_Objective_
Show each line from the listing that includes the word "color".

_Data for the task_
□ □ □

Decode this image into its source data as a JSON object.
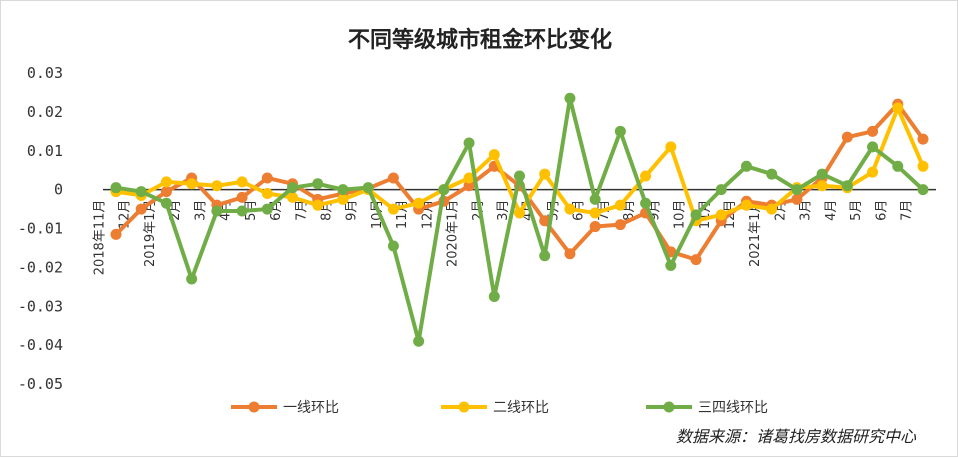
{
  "chart_data": {
    "type": "line",
    "title": "不同等级城市租金环比变化",
    "source": "数据来源：诸葛找房数据研究中心",
    "ylim": [
      -0.05,
      0.03
    ],
    "yticks": [
      "0.03",
      "0.02",
      "0.01",
      "0",
      "-0.01",
      "-0.02",
      "-0.03",
      "-0.04",
      "-0.05"
    ],
    "ytick_values": [
      0.03,
      0.02,
      0.01,
      0,
      -0.01,
      -0.02,
      -0.03,
      -0.04,
      -0.05
    ],
    "categories": [
      "2018年11月",
      "12月",
      "2019年1月",
      "2月",
      "3月",
      "4月",
      "5月",
      "6月",
      "7月",
      "8月",
      "9月",
      "10月",
      "11月",
      "12月",
      "2020年1月",
      "2月",
      "3月",
      "4月",
      "5月",
      "6月",
      "7月",
      "8月",
      "9月",
      "10月",
      "11月",
      "12月",
      "2021年1月",
      "2月",
      "3月",
      "4月",
      "5月",
      "6月",
      "7月"
    ],
    "grid": false,
    "legend_position": "bottom",
    "series": [
      {
        "name": "一线环比",
        "color": "#ed7d31",
        "values": [
          -0.0115,
          -0.005,
          -0.0005,
          0.003,
          -0.004,
          -0.002,
          0.003,
          0.0015,
          -0.0025,
          -0.001,
          0.0003,
          0.003,
          -0.005,
          -0.003,
          0.001,
          0.006,
          0.001,
          -0.008,
          -0.0165,
          -0.0095,
          -0.009,
          -0.006,
          -0.016,
          -0.018,
          -0.008,
          -0.003,
          -0.004,
          -0.0025,
          0.003,
          0.0135,
          0.015,
          0.022,
          0.013
        ]
      },
      {
        "name": "二线环比",
        "color": "#ffc000",
        "values": [
          -0.0005,
          -0.0015,
          0.002,
          0.0015,
          0.001,
          0.002,
          -0.001,
          -0.002,
          -0.004,
          -0.0025,
          0.0,
          -0.005,
          -0.0035,
          0.0,
          0.003,
          0.009,
          -0.006,
          0.004,
          -0.005,
          -0.006,
          -0.004,
          0.0035,
          0.011,
          -0.008,
          -0.0065,
          -0.004,
          -0.005,
          0.0005,
          0.001,
          0.0005,
          0.0045,
          0.021,
          0.006
        ]
      },
      {
        "name": "三四线环比",
        "color": "#70ad47",
        "values": [
          0.0005,
          -0.0005,
          -0.0035,
          -0.023,
          -0.0055,
          -0.0055,
          -0.005,
          0.0005,
          0.0015,
          0.0,
          0.0005,
          -0.0145,
          -0.039,
          0.0,
          0.012,
          -0.0275,
          0.0035,
          -0.017,
          0.0235,
          -0.0025,
          0.015,
          -0.0035,
          -0.0195,
          -0.0065,
          0.0,
          0.006,
          0.004,
          0.0,
          0.004,
          0.001,
          0.011,
          0.006,
          0.0
        ]
      }
    ]
  }
}
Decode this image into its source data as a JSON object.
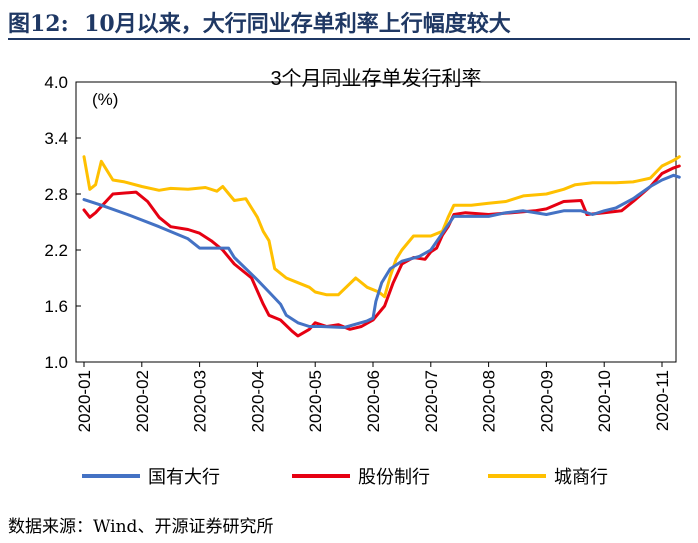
{
  "figure": {
    "label": "图12:",
    "caption": "10月以来，大行同业存单利率上行幅度较大",
    "source": "数据来源：Wind、开源证券研究所"
  },
  "chart_data": {
    "type": "line",
    "title": "3个月同业存单发行利率",
    "ylabel": "(%)",
    "xlabel": "",
    "ylim": [
      1.0,
      4.0
    ],
    "yticks": [
      "4.0",
      "3.4",
      "2.8",
      "2.2",
      "1.6",
      "1.0"
    ],
    "xticks": [
      "2020-01",
      "2020-02",
      "2020-03",
      "2020-04",
      "2020-05",
      "2020-06",
      "2020-07",
      "2020-08",
      "2020-09",
      "2020-10",
      "2020-11"
    ],
    "legend_position": "bottom",
    "series": [
      {
        "name": "国有大行",
        "color": "#4472c4",
        "points": [
          [
            0,
            2.74
          ],
          [
            0.3,
            2.68
          ],
          [
            0.8,
            2.57
          ],
          [
            1.3,
            2.45
          ],
          [
            1.8,
            2.32
          ],
          [
            2.0,
            2.22
          ],
          [
            2.5,
            2.22
          ],
          [
            2.6,
            2.12
          ],
          [
            3.0,
            1.88
          ],
          [
            3.2,
            1.75
          ],
          [
            3.4,
            1.62
          ],
          [
            3.5,
            1.5
          ],
          [
            3.7,
            1.42
          ],
          [
            3.9,
            1.38
          ],
          [
            4.1,
            1.38
          ],
          [
            4.5,
            1.37
          ],
          [
            4.9,
            1.44
          ],
          [
            5.0,
            1.47
          ],
          [
            5.05,
            1.65
          ],
          [
            5.15,
            1.85
          ],
          [
            5.3,
            2.0
          ],
          [
            5.5,
            2.08
          ],
          [
            5.8,
            2.13
          ],
          [
            6.0,
            2.2
          ],
          [
            6.2,
            2.38
          ],
          [
            6.4,
            2.56
          ],
          [
            6.6,
            2.56
          ],
          [
            7.0,
            2.56
          ],
          [
            7.3,
            2.6
          ],
          [
            7.6,
            2.62
          ],
          [
            8.0,
            2.58
          ],
          [
            8.3,
            2.62
          ],
          [
            8.6,
            2.62
          ],
          [
            8.8,
            2.58
          ],
          [
            9.0,
            2.62
          ],
          [
            9.2,
            2.65
          ],
          [
            9.5,
            2.75
          ],
          [
            9.8,
            2.88
          ],
          [
            10.0,
            2.95
          ],
          [
            10.2,
            3.0
          ],
          [
            10.3,
            2.98
          ]
        ]
      },
      {
        "name": "股份制行",
        "color": "#e60012",
        "points": [
          [
            0,
            2.63
          ],
          [
            0.1,
            2.55
          ],
          [
            0.2,
            2.6
          ],
          [
            0.5,
            2.8
          ],
          [
            0.9,
            2.82
          ],
          [
            1.1,
            2.72
          ],
          [
            1.3,
            2.55
          ],
          [
            1.5,
            2.45
          ],
          [
            1.8,
            2.42
          ],
          [
            2.0,
            2.38
          ],
          [
            2.2,
            2.3
          ],
          [
            2.4,
            2.2
          ],
          [
            2.6,
            2.05
          ],
          [
            2.9,
            1.9
          ],
          [
            3.1,
            1.62
          ],
          [
            3.2,
            1.5
          ],
          [
            3.4,
            1.45
          ],
          [
            3.6,
            1.33
          ],
          [
            3.7,
            1.28
          ],
          [
            3.9,
            1.35
          ],
          [
            4.0,
            1.42
          ],
          [
            4.2,
            1.38
          ],
          [
            4.4,
            1.4
          ],
          [
            4.6,
            1.35
          ],
          [
            4.8,
            1.38
          ],
          [
            5.0,
            1.45
          ],
          [
            5.2,
            1.6
          ],
          [
            5.35,
            1.85
          ],
          [
            5.5,
            2.05
          ],
          [
            5.7,
            2.12
          ],
          [
            5.9,
            2.1
          ],
          [
            6.0,
            2.18
          ],
          [
            6.1,
            2.22
          ],
          [
            6.2,
            2.36
          ],
          [
            6.3,
            2.45
          ],
          [
            6.4,
            2.58
          ],
          [
            6.6,
            2.6
          ],
          [
            7.0,
            2.58
          ],
          [
            7.4,
            2.6
          ],
          [
            7.8,
            2.62
          ],
          [
            8.0,
            2.64
          ],
          [
            8.3,
            2.72
          ],
          [
            8.6,
            2.73
          ],
          [
            8.7,
            2.58
          ],
          [
            9.0,
            2.6
          ],
          [
            9.3,
            2.62
          ],
          [
            9.5,
            2.72
          ],
          [
            9.8,
            2.88
          ],
          [
            10.0,
            3.02
          ],
          [
            10.2,
            3.08
          ],
          [
            10.3,
            3.1
          ]
        ]
      },
      {
        "name": "城商行",
        "color": "#ffc000",
        "points": [
          [
            0,
            3.2
          ],
          [
            0.1,
            2.85
          ],
          [
            0.2,
            2.9
          ],
          [
            0.3,
            3.15
          ],
          [
            0.5,
            2.95
          ],
          [
            0.7,
            2.93
          ],
          [
            1.0,
            2.88
          ],
          [
            1.3,
            2.84
          ],
          [
            1.5,
            2.86
          ],
          [
            1.8,
            2.85
          ],
          [
            2.1,
            2.87
          ],
          [
            2.3,
            2.83
          ],
          [
            2.4,
            2.88
          ],
          [
            2.6,
            2.73
          ],
          [
            2.8,
            2.75
          ],
          [
            2.9,
            2.65
          ],
          [
            3.0,
            2.55
          ],
          [
            3.1,
            2.4
          ],
          [
            3.2,
            2.3
          ],
          [
            3.3,
            2.0
          ],
          [
            3.5,
            1.9
          ],
          [
            3.7,
            1.85
          ],
          [
            3.9,
            1.8
          ],
          [
            4.0,
            1.75
          ],
          [
            4.2,
            1.72
          ],
          [
            4.4,
            1.72
          ],
          [
            4.7,
            1.9
          ],
          [
            4.9,
            1.8
          ],
          [
            5.1,
            1.75
          ],
          [
            5.2,
            1.7
          ],
          [
            5.3,
            1.92
          ],
          [
            5.4,
            2.1
          ],
          [
            5.5,
            2.2
          ],
          [
            5.7,
            2.35
          ],
          [
            6.0,
            2.35
          ],
          [
            6.2,
            2.4
          ],
          [
            6.3,
            2.55
          ],
          [
            6.4,
            2.68
          ],
          [
            6.7,
            2.68
          ],
          [
            7.0,
            2.7
          ],
          [
            7.3,
            2.72
          ],
          [
            7.6,
            2.78
          ],
          [
            8.0,
            2.8
          ],
          [
            8.3,
            2.85
          ],
          [
            8.5,
            2.9
          ],
          [
            8.8,
            2.92
          ],
          [
            9.0,
            2.92
          ],
          [
            9.2,
            2.92
          ],
          [
            9.5,
            2.93
          ],
          [
            9.8,
            2.97
          ],
          [
            10.0,
            3.1
          ],
          [
            10.2,
            3.16
          ],
          [
            10.3,
            3.2
          ]
        ]
      }
    ]
  }
}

□ □ □

_Response to the exercise_
        "color": "#ed7d31",
        "color": "#ffc000",
        "color": "#70ad47",
        "color": "#4472c4",
        "color": "#e60012",
        "color": "#ffc000",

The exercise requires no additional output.